◆ What is being asked ◆
Write out every entry precisely as given, leaving the pictures out.

◆ Dataset content ◆
╭──

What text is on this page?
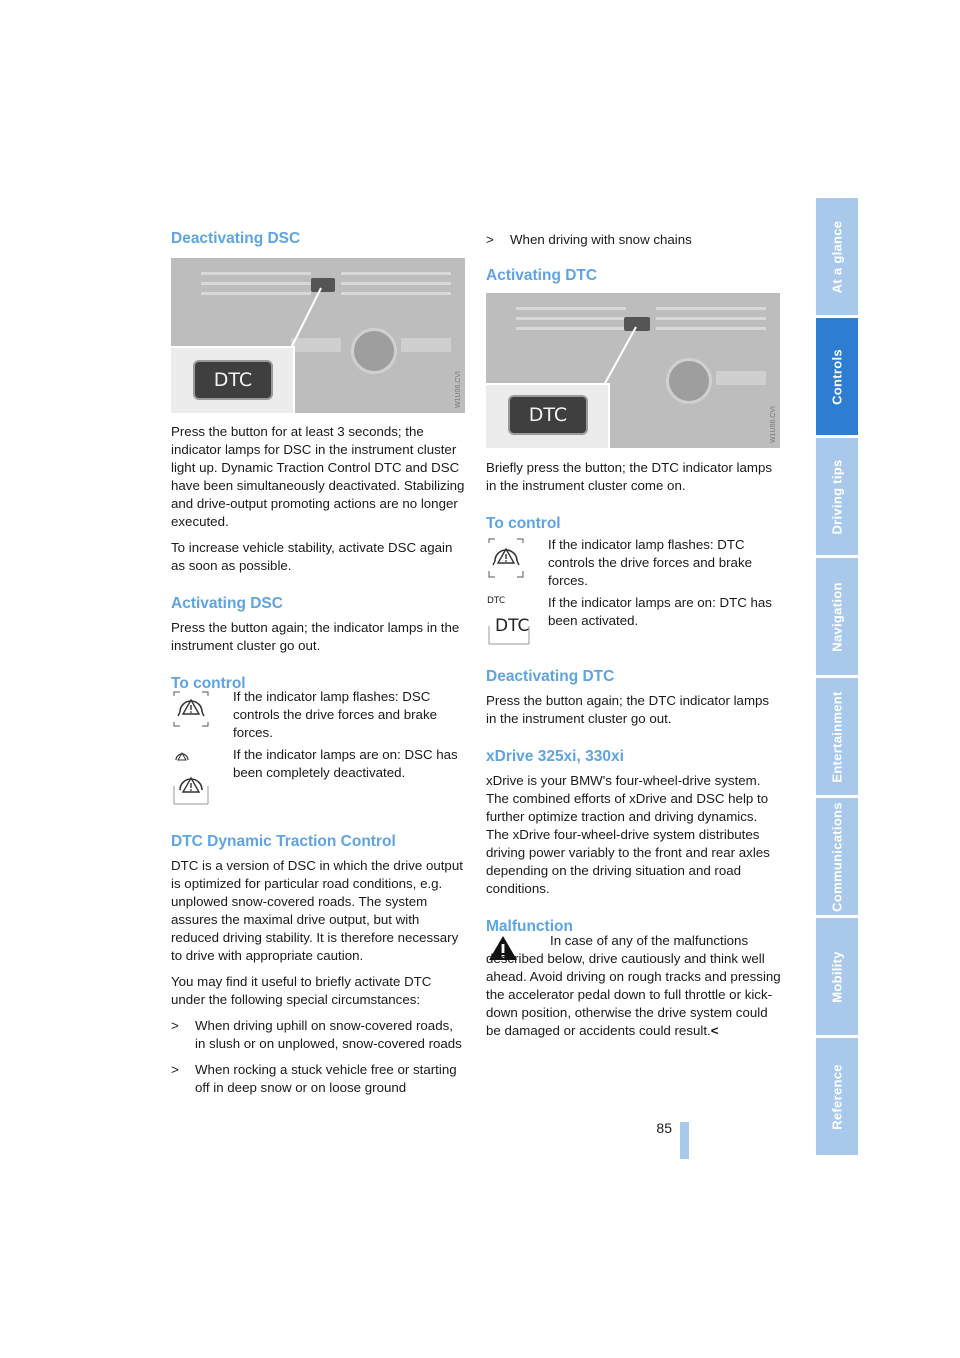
At a glance
Controls
Driving tips
Navigation
Entertainment
Communications
Mobility
Reference
Deactivating DSC
DTC	W1U06.CVI

Press the button for at least 3 seconds; the indicator lamps for DSC in the instrument cluster light up. Dynamic Traction Control DTC and DSC have been simultaneously deactivated. Stabilizing and drive-output promoting actions are no longer executed.

To increase vehicle stability, activate DSC again as soon as possible.

Activating DSC

Press the button again; the indicator lamps in the instrument cluster go out.

To control
If the indicator lamp flashes: DSC controls the drive forces and brake forces.
If the indicator lamps are on: DSC has been completely deactivated.
DTC Dynamic Traction Control

DTC is a version of DSC in which the drive output is optimized for particular road conditions, e.g. unplowed snow-covered roads. The system assures the maximal drive output, but with reduced driving stability. It is therefore necessary to drive with appropriate caution.

You may find it useful to briefly activate DTC under the following special circumstances:

> When driving uphill on snow-covered roads, in slush or on unplowed, snow-covered roads
> When rocking a stuck vehicle free or starting off in deep snow or on loose ground
> When driving with snow chains
Activating DTC
DTC	W1U06.CVI

Briefly press the button; the DTC indicator lamps in the instrument cluster come on.

To control
If the indicator lamp flashes: DTC controls the drive forces and brake forces.
DTC
DTC
If the indicator lamps are on: DTC has been activated.
Deactivating DTC

Press the button again; the DTC indicator lamps in the instrument cluster go out.

xDrive 325xi, 330xi

xDrive is your BMW's four-wheel-drive system. The combined efforts of xDrive and DSC help to further optimize traction and driving dynamics. The xDrive four-wheel-drive system distributes driving power variably to the front and rear axles depending on the driving situation and road conditions.

Malfunction
In case of any of the malfunctions described below, drive cautiously and think well ahead. Avoid driving on rough tracks and pressing the accelerator pedal down to full throttle or kick-down position, otherwise the drive system could be damaged or accidents could result.<
85
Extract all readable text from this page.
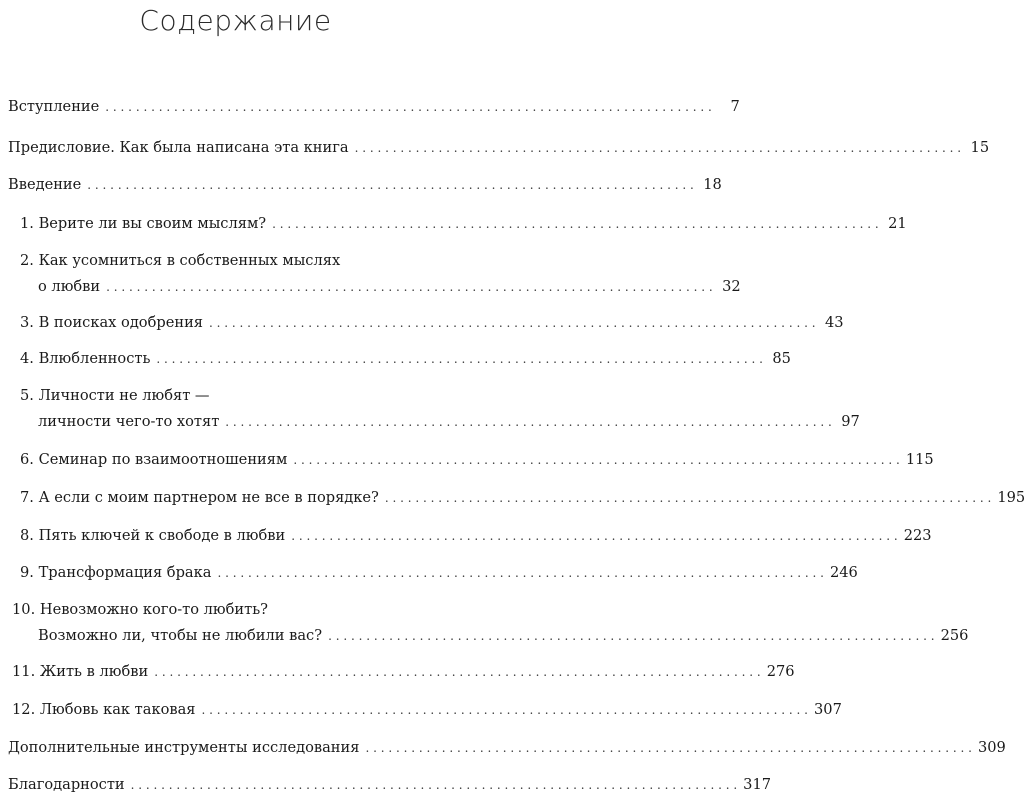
Содержание
Вступление . . .	7
Предисловие. Как была написана эта книга . . .	15
Введение . . .	18
1. Верите ли вы своим мыслям? . . .	21
2. Как усомниться в собственных мыслях
о любви . . .	32
3. В поисках одобрения . . .	43
4. Влюбленность . . .	85
5. Личности не любят —
личности чего-то хотят . . .	97
6. Семинар по взаимоотношениям . . .	115
7. А если с моим партнером не все в порядке? . . .	195
8. Пять ключей к свободе в любви . . .	223
9. Трансформация брака . . .	246
10. Невозможно кого-то любить?
Возможно ли, чтобы не любили вас? . . .	256
11. Жить в любви . . .	276
12. Любовь как таковая . . .	307
Дополнительные инструменты исследования . . .	309
Благодарности . . .	317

╰──

◆ Full solution ◆
What text is on this page?
At a glance
Controls
Driving tips
Navigation
Entertainment
Communications
Mobility
Reference
Deactivating DSC
DTC	W1U06.CVI

Press the button for at least 3 seconds; the indicator lamps for DSC in the instrument cluster light up. Dynamic Traction Control DTC and DSC have been simultaneously deactivated. Stabilizing and drive-output promoting actions are no longer executed.

To increase vehicle stability, activate DSC again as soon as possible.

Activating DSC

Press the button again; the indicator lamps in the instrument cluster go out.

To control
If the indicator lamp flashes: DSC controls the drive forces and brake forces.
If the indicator lamps are on: DSC has been completely deactivated.
DTC Dynamic Traction Control

DTC is a version of DSC in which the drive output is optimized for particular road conditions, e.g. unplowed snow-covered roads. The system assures the maximal drive output, but with reduced driving stability. It is therefore necessary to drive with appropriate caution.

You may find it useful to briefly activate DTC under the following special circumstances:

> When driving uphill on snow-covered roads, in slush or on unplowed, snow-covered roads
> When rocking a stuck vehicle free or starting off in deep snow or on loose ground
> When driving with snow chains
Activating DTC
DTC	W1U06.CVI

Briefly press the button; the DTC indicator lamps in the instrument cluster come on.

To control
If the indicator lamp flashes: DTC controls the drive forces and brake forces.
DTC
DTC
If the indicator lamps are on: DTC has been activated.
Deactivating DTC

Press the button again; the DTC indicator lamps in the instrument cluster go out.

xDrive 325xi, 330xi

xDrive is your BMW's four-wheel-drive system. The combined efforts of xDrive and DSC help to further optimize traction and driving dynamics. The xDrive four-wheel-drive system distributes driving power variably to the front and rear axles depending on the driving situation and road conditions.

Malfunction
In case of any of the malfunctions described below, drive cautiously and think well ahead. Avoid driving on rough tracks and pressing the accelerator pedal down to full throttle or kick-down position, otherwise the drive system could be damaged or accidents could result.<
85
Extract all readable text from this page.
Содержание
Вступление . . .	7
Предисловие. Как была написана эта книга . . .	15
Введение . . .	18
1. Верите ли вы своим мыслям? . . .	21
2. Как усомниться в собственных мыслях
о любви . . .	32
3. В поисках одобрения . . .	43
4. Влюбленность . . .	85
5. Личности не любят —
личности чего-то хотят . . .	97
6. Семинар по взаимоотношениям . . .	115
7. А если с моим партнером не все в порядке? . . .	195
8. Пять ключей к свободе в любви . . .	223
9. Трансформация брака . . .	246
10. Невозможно кого-то любить?
Возможно ли, чтобы не любили вас? . . .	256
11. Жить в любви . . .	276
12. Любовь как таковая . . .	307
Дополнительные инструменты исследования . . .	309
Благодарности . . .	317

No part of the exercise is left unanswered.